* [Requirement] Report the number of lines containing "title", with no other words.

----- Exercise input -----

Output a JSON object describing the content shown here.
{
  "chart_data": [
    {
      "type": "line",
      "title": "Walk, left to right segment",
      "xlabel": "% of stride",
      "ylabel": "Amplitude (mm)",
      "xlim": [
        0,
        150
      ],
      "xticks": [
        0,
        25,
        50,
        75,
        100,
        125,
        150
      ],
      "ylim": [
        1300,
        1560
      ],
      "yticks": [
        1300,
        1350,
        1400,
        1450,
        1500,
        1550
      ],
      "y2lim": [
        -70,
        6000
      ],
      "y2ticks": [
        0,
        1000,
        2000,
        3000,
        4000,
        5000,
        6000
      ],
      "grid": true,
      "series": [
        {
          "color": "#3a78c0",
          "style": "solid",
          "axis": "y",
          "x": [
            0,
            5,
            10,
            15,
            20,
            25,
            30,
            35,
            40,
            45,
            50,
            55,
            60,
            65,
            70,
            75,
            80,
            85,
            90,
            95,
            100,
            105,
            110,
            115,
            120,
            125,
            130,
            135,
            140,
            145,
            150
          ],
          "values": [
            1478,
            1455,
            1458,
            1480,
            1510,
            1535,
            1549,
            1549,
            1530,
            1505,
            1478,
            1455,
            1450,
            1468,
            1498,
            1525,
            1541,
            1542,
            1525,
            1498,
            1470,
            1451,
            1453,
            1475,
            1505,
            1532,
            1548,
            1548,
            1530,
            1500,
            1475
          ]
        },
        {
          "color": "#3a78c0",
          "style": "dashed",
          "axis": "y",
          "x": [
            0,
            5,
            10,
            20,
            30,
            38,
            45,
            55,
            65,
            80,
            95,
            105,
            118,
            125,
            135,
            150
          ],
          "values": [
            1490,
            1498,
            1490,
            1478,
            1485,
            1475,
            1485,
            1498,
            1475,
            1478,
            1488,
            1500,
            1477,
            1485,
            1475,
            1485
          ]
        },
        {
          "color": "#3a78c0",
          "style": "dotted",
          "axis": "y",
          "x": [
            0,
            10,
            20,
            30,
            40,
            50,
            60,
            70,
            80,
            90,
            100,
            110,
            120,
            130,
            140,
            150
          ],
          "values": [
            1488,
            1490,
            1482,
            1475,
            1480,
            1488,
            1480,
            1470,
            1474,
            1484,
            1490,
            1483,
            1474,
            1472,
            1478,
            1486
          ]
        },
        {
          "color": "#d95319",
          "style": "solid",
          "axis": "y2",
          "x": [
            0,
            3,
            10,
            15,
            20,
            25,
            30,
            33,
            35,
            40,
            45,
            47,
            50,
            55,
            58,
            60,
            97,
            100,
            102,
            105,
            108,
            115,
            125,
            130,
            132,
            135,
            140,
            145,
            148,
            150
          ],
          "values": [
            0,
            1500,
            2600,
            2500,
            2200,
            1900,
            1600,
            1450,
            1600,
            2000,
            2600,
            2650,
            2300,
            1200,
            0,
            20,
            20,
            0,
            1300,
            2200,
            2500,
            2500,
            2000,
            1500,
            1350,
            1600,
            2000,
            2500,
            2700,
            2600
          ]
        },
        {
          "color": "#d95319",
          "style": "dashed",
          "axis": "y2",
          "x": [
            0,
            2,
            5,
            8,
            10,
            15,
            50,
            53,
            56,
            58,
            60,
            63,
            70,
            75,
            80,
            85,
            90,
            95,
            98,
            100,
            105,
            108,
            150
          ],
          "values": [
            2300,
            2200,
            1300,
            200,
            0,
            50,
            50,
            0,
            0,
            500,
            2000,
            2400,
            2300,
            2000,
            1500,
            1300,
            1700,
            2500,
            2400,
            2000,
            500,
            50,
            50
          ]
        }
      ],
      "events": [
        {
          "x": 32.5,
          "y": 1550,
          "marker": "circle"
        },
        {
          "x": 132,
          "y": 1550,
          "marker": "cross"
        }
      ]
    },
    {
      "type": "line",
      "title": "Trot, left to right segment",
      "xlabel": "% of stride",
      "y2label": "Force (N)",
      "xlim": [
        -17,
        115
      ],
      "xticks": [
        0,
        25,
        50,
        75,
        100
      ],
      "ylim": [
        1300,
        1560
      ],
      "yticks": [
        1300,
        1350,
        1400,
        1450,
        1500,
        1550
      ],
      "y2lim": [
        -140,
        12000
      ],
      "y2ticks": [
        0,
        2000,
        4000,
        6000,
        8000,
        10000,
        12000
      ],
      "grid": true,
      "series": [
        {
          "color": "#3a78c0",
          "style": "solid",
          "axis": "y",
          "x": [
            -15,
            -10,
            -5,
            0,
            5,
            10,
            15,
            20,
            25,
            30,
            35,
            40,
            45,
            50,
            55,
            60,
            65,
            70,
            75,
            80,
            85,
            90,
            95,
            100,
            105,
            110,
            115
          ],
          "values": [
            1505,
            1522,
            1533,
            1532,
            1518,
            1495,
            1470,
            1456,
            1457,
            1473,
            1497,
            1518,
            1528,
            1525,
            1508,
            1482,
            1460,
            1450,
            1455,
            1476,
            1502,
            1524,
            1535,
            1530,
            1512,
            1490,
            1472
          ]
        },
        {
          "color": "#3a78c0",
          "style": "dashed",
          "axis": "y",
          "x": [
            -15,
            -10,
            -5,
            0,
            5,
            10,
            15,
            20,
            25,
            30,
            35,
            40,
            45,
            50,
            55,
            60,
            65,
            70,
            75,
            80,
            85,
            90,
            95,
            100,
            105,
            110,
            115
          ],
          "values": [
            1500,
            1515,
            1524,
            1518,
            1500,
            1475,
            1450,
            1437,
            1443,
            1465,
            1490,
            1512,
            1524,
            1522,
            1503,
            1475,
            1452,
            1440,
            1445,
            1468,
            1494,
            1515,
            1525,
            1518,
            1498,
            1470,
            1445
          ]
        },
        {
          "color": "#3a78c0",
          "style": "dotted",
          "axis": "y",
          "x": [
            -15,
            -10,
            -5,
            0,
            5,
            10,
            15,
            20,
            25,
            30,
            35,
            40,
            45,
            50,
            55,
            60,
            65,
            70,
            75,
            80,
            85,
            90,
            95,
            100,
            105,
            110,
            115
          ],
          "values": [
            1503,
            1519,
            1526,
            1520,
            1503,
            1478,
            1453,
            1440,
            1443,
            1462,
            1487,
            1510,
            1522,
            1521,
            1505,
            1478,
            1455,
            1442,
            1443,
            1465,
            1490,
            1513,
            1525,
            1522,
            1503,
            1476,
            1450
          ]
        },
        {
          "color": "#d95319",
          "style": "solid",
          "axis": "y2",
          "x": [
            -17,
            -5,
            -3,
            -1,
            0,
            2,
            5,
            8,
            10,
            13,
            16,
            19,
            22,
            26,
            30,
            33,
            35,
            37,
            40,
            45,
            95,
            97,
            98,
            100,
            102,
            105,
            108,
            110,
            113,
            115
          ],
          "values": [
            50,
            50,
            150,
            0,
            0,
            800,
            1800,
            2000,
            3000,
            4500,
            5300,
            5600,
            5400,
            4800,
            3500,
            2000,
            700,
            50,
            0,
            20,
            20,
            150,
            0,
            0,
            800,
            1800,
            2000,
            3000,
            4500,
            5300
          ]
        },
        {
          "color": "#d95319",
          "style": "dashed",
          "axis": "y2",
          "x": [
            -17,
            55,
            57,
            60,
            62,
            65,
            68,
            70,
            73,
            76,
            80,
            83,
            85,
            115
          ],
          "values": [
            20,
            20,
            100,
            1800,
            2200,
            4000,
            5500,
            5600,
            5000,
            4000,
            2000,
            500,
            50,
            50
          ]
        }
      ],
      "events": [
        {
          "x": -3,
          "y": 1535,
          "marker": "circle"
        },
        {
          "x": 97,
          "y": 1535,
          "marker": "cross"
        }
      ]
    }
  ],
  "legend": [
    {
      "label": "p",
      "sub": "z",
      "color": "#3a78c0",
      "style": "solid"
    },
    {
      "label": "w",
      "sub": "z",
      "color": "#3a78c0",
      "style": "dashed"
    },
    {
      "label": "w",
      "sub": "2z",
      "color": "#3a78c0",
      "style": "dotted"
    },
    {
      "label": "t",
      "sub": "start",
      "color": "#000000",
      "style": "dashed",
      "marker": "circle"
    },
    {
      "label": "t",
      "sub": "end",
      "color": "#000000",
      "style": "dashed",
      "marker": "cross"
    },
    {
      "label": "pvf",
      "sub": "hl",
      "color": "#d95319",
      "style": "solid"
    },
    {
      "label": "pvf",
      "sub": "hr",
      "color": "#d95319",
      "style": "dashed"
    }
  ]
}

-----

* [Answer for this exercise] 2